:: Aim ::
Exactly as written, retype the listing below, omitting the pictures.

:: Entries provided ::
⟨
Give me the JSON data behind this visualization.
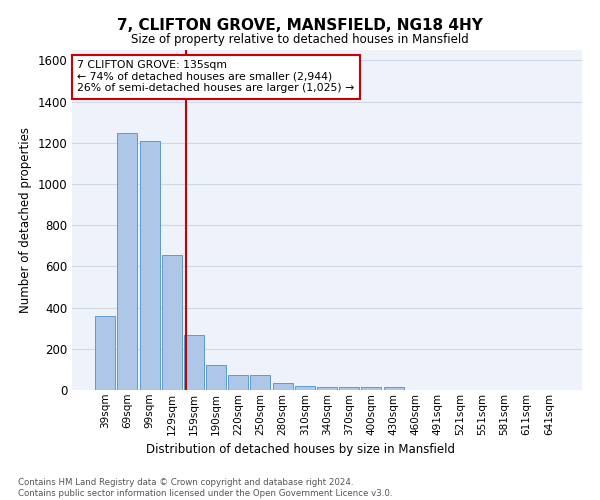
{
  "title": "7, CLIFTON GROVE, MANSFIELD, NG18 4HY",
  "subtitle": "Size of property relative to detached houses in Mansfield",
  "xlabel": "Distribution of detached houses by size in Mansfield",
  "ylabel": "Number of detached properties",
  "footnote": "Contains HM Land Registry data © Crown copyright and database right 2024.\nContains public sector information licensed under the Open Government Licence v3.0.",
  "bar_labels": [
    "39sqm",
    "69sqm",
    "99sqm",
    "129sqm",
    "159sqm",
    "190sqm",
    "220sqm",
    "250sqm",
    "280sqm",
    "310sqm",
    "340sqm",
    "370sqm",
    "400sqm",
    "430sqm",
    "460sqm",
    "491sqm",
    "521sqm",
    "551sqm",
    "581sqm",
    "611sqm",
    "641sqm"
  ],
  "bar_values": [
    360,
    1245,
    1210,
    655,
    265,
    120,
    72,
    72,
    35,
    20,
    14,
    14,
    14,
    14,
    0,
    0,
    0,
    0,
    0,
    0,
    0
  ],
  "bar_color": "#aec6e8",
  "bar_edge_color": "#5b9bd5",
  "grid_color": "#d0d8e8",
  "background_color": "#eef2fa",
  "ylim": [
    0,
    1650
  ],
  "yticks": [
    0,
    200,
    400,
    600,
    800,
    1000,
    1200,
    1400,
    1600
  ],
  "red_line_x": 3.65,
  "annotation_text": "7 CLIFTON GROVE: 135sqm\n← 74% of detached houses are smaller (2,944)\n26% of semi-detached houses are larger (1,025) →",
  "annotation_box_color": "#ffffff",
  "annotation_border_color": "#cc0000",
  "red_line_color": "#cc0000"
}
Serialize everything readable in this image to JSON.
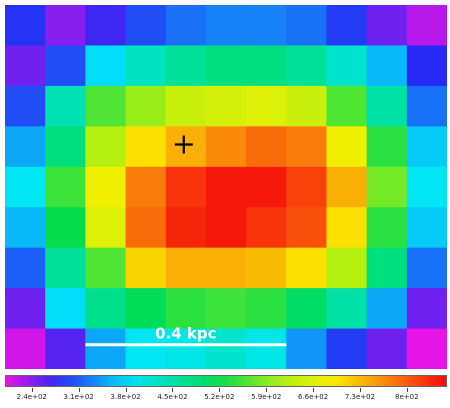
{
  "chart_data": {
    "type": "heatmap",
    "title": "",
    "xlabel": "",
    "ylabel": "",
    "grid": false,
    "colormap": "rainbow (magenta → blue → cyan → green → yellow → orange → red)",
    "vmin": 200,
    "vmax": 860,
    "rows": 9,
    "cols": 11,
    "values": [
      [
        285,
        240,
        270,
        300,
        320,
        330,
        330,
        320,
        290,
        250,
        220
      ],
      [
        250,
        300,
        380,
        430,
        460,
        480,
        480,
        460,
        420,
        360,
        280
      ],
      [
        300,
        440,
        560,
        600,
        640,
        650,
        660,
        640,
        560,
        450,
        320
      ],
      [
        350,
        480,
        620,
        700,
        740,
        770,
        790,
        780,
        680,
        540,
        370
      ],
      [
        390,
        550,
        680,
        780,
        830,
        850,
        850,
        820,
        740,
        580,
        390
      ],
      [
        360,
        520,
        660,
        790,
        840,
        850,
        830,
        810,
        700,
        540,
        370
      ],
      [
        310,
        460,
        560,
        710,
        740,
        740,
        730,
        700,
        620,
        480,
        320
      ],
      [
        250,
        380,
        470,
        510,
        540,
        550,
        540,
        500,
        450,
        350,
        250
      ],
      [
        210,
        260,
        350,
        390,
        400,
        420,
        400,
        340,
        290,
        250,
        200
      ]
    ],
    "marker": {
      "row": 3,
      "col": 4,
      "symbol": "+"
    },
    "scale_bar": {
      "label": "0.4 kpc",
      "length_in_cells": 5
    },
    "colorbar": {
      "tick_labels": [
        "2.4e+02",
        "3.1e+02",
        "3.8e+02",
        "4.5e+02",
        "5.2e+02",
        "5.9e+02",
        "6.6e+02",
        "7.3e+02",
        "8e+02"
      ],
      "tick_values": [
        240,
        310,
        380,
        450,
        520,
        590,
        660,
        730,
        800
      ]
    }
  }
}
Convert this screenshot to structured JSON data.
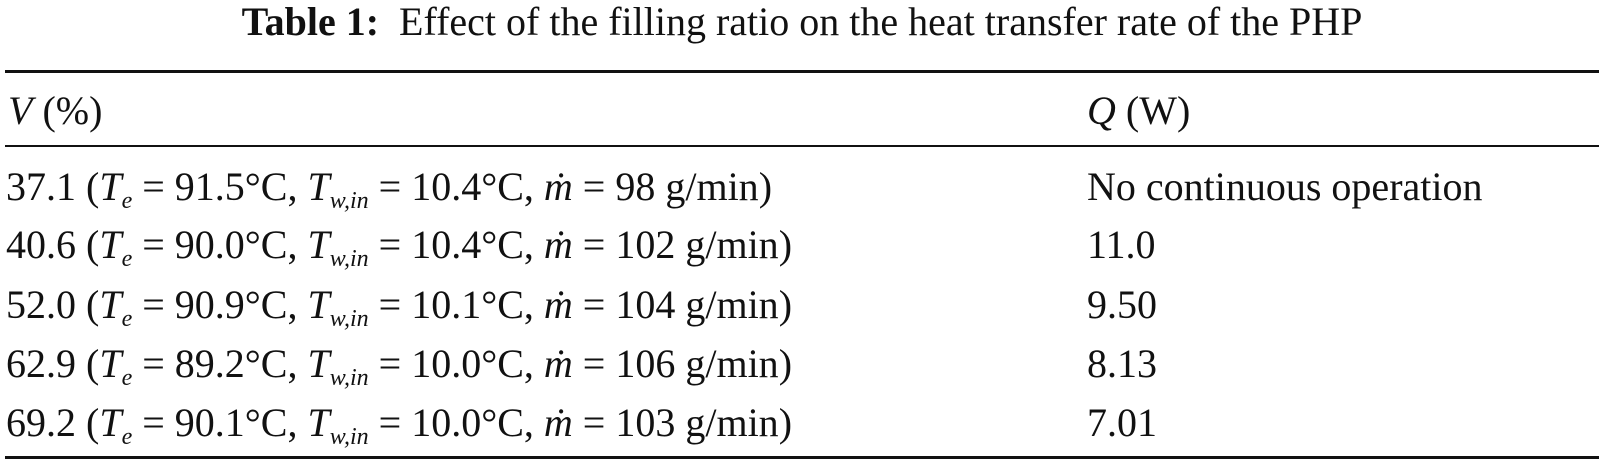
{
  "table": {
    "label": "Table 1:",
    "caption": "Effect of the filling ratio on the heat transfer rate of the PHP",
    "header": {
      "v_symbol": "V",
      "v_unit": "(%)",
      "q_symbol": "Q",
      "q_unit": "(W)"
    },
    "notation": {
      "T": "T",
      "e": "e",
      "w_in": "w,in",
      "m_dot": "ṁ",
      "eq": "=",
      "open": "(",
      "comma": ",",
      "close": ")"
    },
    "rows": [
      {
        "V": "37.1",
        "Te": "91.5°C",
        "Tw_in": "10.4°C",
        "m_dot": "98 g/min",
        "Q": "No continuous operation"
      },
      {
        "V": "40.6",
        "Te": "90.0°C",
        "Tw_in": "10.4°C",
        "m_dot": "102 g/min",
        "Q": "11.0"
      },
      {
        "V": "52.0",
        "Te": "90.9°C",
        "Tw_in": "10.1°C",
        "m_dot": "104 g/min",
        "Q": "9.50"
      },
      {
        "V": "62.9",
        "Te": "89.2°C",
        "Tw_in": "10.0°C",
        "m_dot": "106 g/min",
        "Q": "8.13"
      },
      {
        "V": "69.2",
        "Te": "90.1°C",
        "Tw_in": "10.0°C",
        "m_dot": "103 g/min",
        "Q": "7.01"
      }
    ]
  }
}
⟩
:: Result below ::
Give me the JSON data behind this visualization.
{
  "title": "7, CLIFTON GROVE, MANSFIELD, NG18 4HY",
  "subtitle": "Size of property relative to detached houses in Mansfield",
  "xlabel": "Distribution of detached houses by size in Mansfield",
  "ylabel": "Number of detached properties",
  "footnote": "Contains HM Land Registry data © Crown copyright and database right 2024.\nContains public sector information licensed under the Open Government Licence v3.0.",
  "bar_labels": [
    "39sqm",
    "69sqm",
    "99sqm",
    "129sqm",
    "159sqm",
    "190sqm",
    "220sqm",
    "250sqm",
    "280sqm",
    "310sqm",
    "340sqm",
    "370sqm",
    "400sqm",
    "430sqm",
    "460sqm",
    "491sqm",
    "521sqm",
    "551sqm",
    "581sqm",
    "611sqm",
    "641sqm"
  ],
  "bar_values": [
    360,
    1245,
    1210,
    655,
    265,
    120,
    72,
    72,
    35,
    20,
    14,
    14,
    14,
    14,
    0,
    0,
    0,
    0,
    0,
    0,
    0
  ],
  "bar_color": "#aec6e8",
  "bar_edge_color": "#5b9bd5",
  "grid_color": "#d0d8e8",
  "background_color": "#eef2fa",
  "ylim": [
    0,
    1650
  ],
  "yticks": [
    0,
    200,
    400,
    600,
    800,
    1000,
    1200,
    1400,
    1600
  ],
  "red_line_x": 3.65,
  "annotation_text": "7 CLIFTON GROVE: 135sqm\n← 74% of detached houses are smaller (2,944)\n26% of semi-detached houses are larger (1,025) →",
  "annotation_box_color": "#ffffff",
  "annotation_border_color": "#cc0000",
  "red_line_color": "#cc0000"
}
Serialize everything readable in this image to JSON.
{
  "chart_data": {
    "type": "heatmap",
    "title": "",
    "xlabel": "",
    "ylabel": "",
    "grid": false,
    "colormap": "rainbow (magenta → blue → cyan → green → yellow → orange → red)",
    "vmin": 200,
    "vmax": 860,
    "rows": 9,
    "cols": 11,
    "values": [
      [
        285,
        240,
        270,
        300,
        320,
        330,
        330,
        320,
        290,
        250,
        220
      ],
      [
        250,
        300,
        380,
        430,
        460,
        480,
        480,
        460,
        420,
        360,
        280
      ],
      [
        300,
        440,
        560,
        600,
        640,
        650,
        660,
        640,
        560,
        450,
        320
      ],
      [
        350,
        480,
        620,
        700,
        740,
        770,
        790,
        780,
        680,
        540,
        370
      ],
      [
        390,
        550,
        680,
        780,
        830,
        850,
        850,
        820,
        740,
        580,
        390
      ],
      [
        360,
        520,
        660,
        790,
        840,
        850,
        830,
        810,
        700,
        540,
        370
      ],
      [
        310,
        460,
        560,
        710,
        740,
        740,
        730,
        700,
        620,
        480,
        320
      ],
      [
        250,
        380,
        470,
        510,
        540,
        550,
        540,
        500,
        450,
        350,
        250
      ],
      [
        210,
        260,
        350,
        390,
        400,
        420,
        400,
        340,
        290,
        250,
        200
      ]
    ],
    "marker": {
      "row": 3,
      "col": 4,
      "symbol": "+"
    },
    "scale_bar": {
      "label": "0.4 kpc",
      "length_in_cells": 5
    },
    "colorbar": {
      "tick_labels": [
        "2.4e+02",
        "3.1e+02",
        "3.8e+02",
        "4.5e+02",
        "5.2e+02",
        "5.9e+02",
        "6.6e+02",
        "7.3e+02",
        "8e+02"
      ],
      "tick_values": [
        240,
        310,
        380,
        450,
        520,
        590,
        660,
        730,
        800
      ]
    }
  }
}
Convert this screenshot to structured JSON data.
{
  "table": {
    "label": "Table 1:",
    "caption": "Effect of the filling ratio on the heat transfer rate of the PHP",
    "header": {
      "v_symbol": "V",
      "v_unit": "(%)",
      "q_symbol": "Q",
      "q_unit": "(W)"
    },
    "notation": {
      "T": "T",
      "e": "e",
      "w_in": "w,in",
      "m_dot": "ṁ",
      "eq": "=",
      "open": "(",
      "comma": ",",
      "close": ")"
    },
    "rows": [
      {
        "V": "37.1",
        "Te": "91.5°C",
        "Tw_in": "10.4°C",
        "m_dot": "98 g/min",
        "Q": "No continuous operation"
      },
      {
        "V": "40.6",
        "Te": "90.0°C",
        "Tw_in": "10.4°C",
        "m_dot": "102 g/min",
        "Q": "11.0"
      },
      {
        "V": "52.0",
        "Te": "90.9°C",
        "Tw_in": "10.1°C",
        "m_dot": "104 g/min",
        "Q": "9.50"
      },
      {
        "V": "62.9",
        "Te": "89.2°C",
        "Tw_in": "10.0°C",
        "m_dot": "106 g/min",
        "Q": "8.13"
      },
      {
        "V": "69.2",
        "Te": "90.1°C",
        "Tw_in": "10.0°C",
        "m_dot": "103 g/min",
        "Q": "7.01"
      }
    ]
  }
}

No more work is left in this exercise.